**WORK INSTRUCTIONS:** Reproduce all the entries precisely.

**TASK INPUTS:**
══════════

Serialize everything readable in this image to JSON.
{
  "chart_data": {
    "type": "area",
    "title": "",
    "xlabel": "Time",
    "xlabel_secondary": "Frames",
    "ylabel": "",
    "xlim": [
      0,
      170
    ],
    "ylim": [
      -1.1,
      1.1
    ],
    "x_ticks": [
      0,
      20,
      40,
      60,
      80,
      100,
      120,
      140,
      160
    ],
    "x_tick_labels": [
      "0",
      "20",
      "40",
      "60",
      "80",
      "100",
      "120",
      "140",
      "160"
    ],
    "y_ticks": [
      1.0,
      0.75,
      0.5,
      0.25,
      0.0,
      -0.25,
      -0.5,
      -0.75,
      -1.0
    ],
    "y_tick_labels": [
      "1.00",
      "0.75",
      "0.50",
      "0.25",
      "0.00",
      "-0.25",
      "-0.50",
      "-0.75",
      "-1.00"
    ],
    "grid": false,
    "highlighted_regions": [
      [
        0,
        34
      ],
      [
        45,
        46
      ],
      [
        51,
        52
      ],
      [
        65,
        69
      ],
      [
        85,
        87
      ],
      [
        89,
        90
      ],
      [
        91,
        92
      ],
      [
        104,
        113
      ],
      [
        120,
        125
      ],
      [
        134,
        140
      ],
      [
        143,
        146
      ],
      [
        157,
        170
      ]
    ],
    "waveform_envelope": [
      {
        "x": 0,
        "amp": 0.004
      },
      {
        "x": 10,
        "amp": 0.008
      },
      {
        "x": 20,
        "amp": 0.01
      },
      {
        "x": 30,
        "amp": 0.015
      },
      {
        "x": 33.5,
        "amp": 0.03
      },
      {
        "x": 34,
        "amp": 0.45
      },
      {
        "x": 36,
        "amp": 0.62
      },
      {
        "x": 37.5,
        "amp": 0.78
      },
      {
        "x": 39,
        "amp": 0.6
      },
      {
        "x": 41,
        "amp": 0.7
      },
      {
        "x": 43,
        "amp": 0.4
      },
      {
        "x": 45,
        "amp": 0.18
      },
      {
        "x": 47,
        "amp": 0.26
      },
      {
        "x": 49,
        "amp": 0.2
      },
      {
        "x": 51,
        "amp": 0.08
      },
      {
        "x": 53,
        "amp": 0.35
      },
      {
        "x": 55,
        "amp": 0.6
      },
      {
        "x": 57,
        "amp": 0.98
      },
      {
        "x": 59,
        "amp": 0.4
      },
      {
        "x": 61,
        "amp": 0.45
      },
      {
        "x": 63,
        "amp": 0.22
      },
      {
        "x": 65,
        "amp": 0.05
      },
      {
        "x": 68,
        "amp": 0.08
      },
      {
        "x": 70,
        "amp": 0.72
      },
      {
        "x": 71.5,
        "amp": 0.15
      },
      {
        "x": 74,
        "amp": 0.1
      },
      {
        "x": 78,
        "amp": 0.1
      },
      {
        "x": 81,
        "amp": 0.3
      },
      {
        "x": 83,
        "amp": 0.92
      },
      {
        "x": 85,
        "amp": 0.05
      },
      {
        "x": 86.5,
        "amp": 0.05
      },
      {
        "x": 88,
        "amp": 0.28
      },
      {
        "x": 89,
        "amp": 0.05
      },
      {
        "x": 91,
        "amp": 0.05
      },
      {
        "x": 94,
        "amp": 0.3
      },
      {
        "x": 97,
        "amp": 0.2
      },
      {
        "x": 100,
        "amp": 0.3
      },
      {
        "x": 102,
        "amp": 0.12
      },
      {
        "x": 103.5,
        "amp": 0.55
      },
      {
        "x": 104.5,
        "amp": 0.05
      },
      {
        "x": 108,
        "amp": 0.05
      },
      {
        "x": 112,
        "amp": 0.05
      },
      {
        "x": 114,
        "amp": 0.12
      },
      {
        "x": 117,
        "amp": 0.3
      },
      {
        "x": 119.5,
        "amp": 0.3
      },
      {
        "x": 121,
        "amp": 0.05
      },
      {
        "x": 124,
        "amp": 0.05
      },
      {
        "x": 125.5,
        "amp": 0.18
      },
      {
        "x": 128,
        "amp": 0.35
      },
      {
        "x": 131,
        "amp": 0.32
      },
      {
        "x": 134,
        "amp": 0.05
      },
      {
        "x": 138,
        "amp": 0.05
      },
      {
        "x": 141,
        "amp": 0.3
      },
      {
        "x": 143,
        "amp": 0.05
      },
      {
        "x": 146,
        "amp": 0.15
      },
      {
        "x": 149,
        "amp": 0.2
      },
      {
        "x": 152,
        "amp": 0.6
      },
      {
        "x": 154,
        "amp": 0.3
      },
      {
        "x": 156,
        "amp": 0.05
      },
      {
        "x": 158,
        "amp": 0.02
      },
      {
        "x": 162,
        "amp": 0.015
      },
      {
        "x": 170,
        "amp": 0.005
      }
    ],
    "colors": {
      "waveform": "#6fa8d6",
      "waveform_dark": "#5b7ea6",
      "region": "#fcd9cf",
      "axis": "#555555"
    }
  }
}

══════════

**FINISHED ANSWER:**
Serialize everything readable in this image to JSON.
{
  "chart_data": {
    "type": "area",
    "title": "",
    "xlabel": "Time",
    "xlabel_secondary": "Frames",
    "ylabel": "",
    "xlim": [
      0,
      170
    ],
    "ylim": [
      -1.1,
      1.1
    ],
    "x_ticks": [
      0,
      20,
      40,
      60,
      80,
      100,
      120,
      140,
      160
    ],
    "x_tick_labels": [
      "0",
      "20",
      "40",
      "60",
      "80",
      "100",
      "120",
      "140",
      "160"
    ],
    "y_ticks": [
      1.0,
      0.75,
      0.5,
      0.25,
      0.0,
      -0.25,
      -0.5,
      -0.75,
      -1.0
    ],
    "y_tick_labels": [
      "1.00",
      "0.75",
      "0.50",
      "0.25",
      "0.00",
      "-0.25",
      "-0.50",
      "-0.75",
      "-1.00"
    ],
    "grid": false,
    "highlighted_regions": [
      [
        0,
        34
      ],
      [
        45,
        46
      ],
      [
        51,
        52
      ],
      [
        65,
        69
      ],
      [
        85,
        87
      ],
      [
        89,
        90
      ],
      [
        91,
        92
      ],
      [
        104,
        113
      ],
      [
        120,
        125
      ],
      [
        134,
        140
      ],
      [
        143,
        146
      ],
      [
        157,
        170
      ]
    ],
    "waveform_envelope": [
      {
        "x": 0,
        "amp": 0.004
      },
      {
        "x": 10,
        "amp": 0.008
      },
      {
        "x": 20,
        "amp": 0.01
      },
      {
        "x": 30,
        "amp": 0.015
      },
      {
        "x": 33.5,
        "amp": 0.03
      },
      {
        "x": 34,
        "amp": 0.45
      },
      {
        "x": 36,
        "amp": 0.62
      },
      {
        "x": 37.5,
        "amp": 0.78
      },
      {
        "x": 39,
        "amp": 0.6
      },
      {
        "x": 41,
        "amp": 0.7
      },
      {
        "x": 43,
        "amp": 0.4
      },
      {
        "x": 45,
        "amp": 0.18
      },
      {
        "x": 47,
        "amp": 0.26
      },
      {
        "x": 49,
        "amp": 0.2
      },
      {
        "x": 51,
        "amp": 0.08
      },
      {
        "x": 53,
        "amp": 0.35
      },
      {
        "x": 55,
        "amp": 0.6
      },
      {
        "x": 57,
        "amp": 0.98
      },
      {
        "x": 59,
        "amp": 0.4
      },
      {
        "x": 61,
        "amp": 0.45
      },
      {
        "x": 63,
        "amp": 0.22
      },
      {
        "x": 65,
        "amp": 0.05
      },
      {
        "x": 68,
        "amp": 0.08
      },
      {
        "x": 70,
        "amp": 0.72
      },
      {
        "x": 71.5,
        "amp": 0.15
      },
      {
        "x": 74,
        "amp": 0.1
      },
      {
        "x": 78,
        "amp": 0.1
      },
      {
        "x": 81,
        "amp": 0.3
      },
      {
        "x": 83,
        "amp": 0.92
      },
      {
        "x": 85,
        "amp": 0.05
      },
      {
        "x": 86.5,
        "amp": 0.05
      },
      {
        "x": 88,
        "amp": 0.28
      },
      {
        "x": 89,
        "amp": 0.05
      },
      {
        "x": 91,
        "amp": 0.05
      },
      {
        "x": 94,
        "amp": 0.3
      },
      {
        "x": 97,
        "amp": 0.2
      },
      {
        "x": 100,
        "amp": 0.3
      },
      {
        "x": 102,
        "amp": 0.12
      },
      {
        "x": 103.5,
        "amp": 0.55
      },
      {
        "x": 104.5,
        "amp": 0.05
      },
      {
        "x": 108,
        "amp": 0.05
      },
      {
        "x": 112,
        "amp": 0.05
      },
      {
        "x": 114,
        "amp": 0.12
      },
      {
        "x": 117,
        "amp": 0.3
      },
      {
        "x": 119.5,
        "amp": 0.3
      },
      {
        "x": 121,
        "amp": 0.05
      },
      {
        "x": 124,
        "amp": 0.05
      },
      {
        "x": 125.5,
        "amp": 0.18
      },
      {
        "x": 128,
        "amp": 0.35
      },
      {
        "x": 131,
        "amp": 0.32
      },
      {
        "x": 134,
        "amp": 0.05
      },
      {
        "x": 138,
        "amp": 0.05
      },
      {
        "x": 141,
        "amp": 0.3
      },
      {
        "x": 143,
        "amp": 0.05
      },
      {
        "x": 146,
        "amp": 0.15
      },
      {
        "x": 149,
        "amp": 0.2
      },
      {
        "x": 152,
        "amp": 0.6
      },
      {
        "x": 154,
        "amp": 0.3
      },
      {
        "x": 156,
        "amp": 0.05
      },
      {
        "x": 158,
        "amp": 0.02
      },
      {
        "x": 162,
        "amp": 0.015
      },
      {
        "x": 170,
        "amp": 0.005
      }
    ],
    "colors": {
      "waveform": "#6fa8d6",
      "waveform_dark": "#5b7ea6",
      "region": "#fcd9cf",
      "axis": "#555555"
    }
  }
}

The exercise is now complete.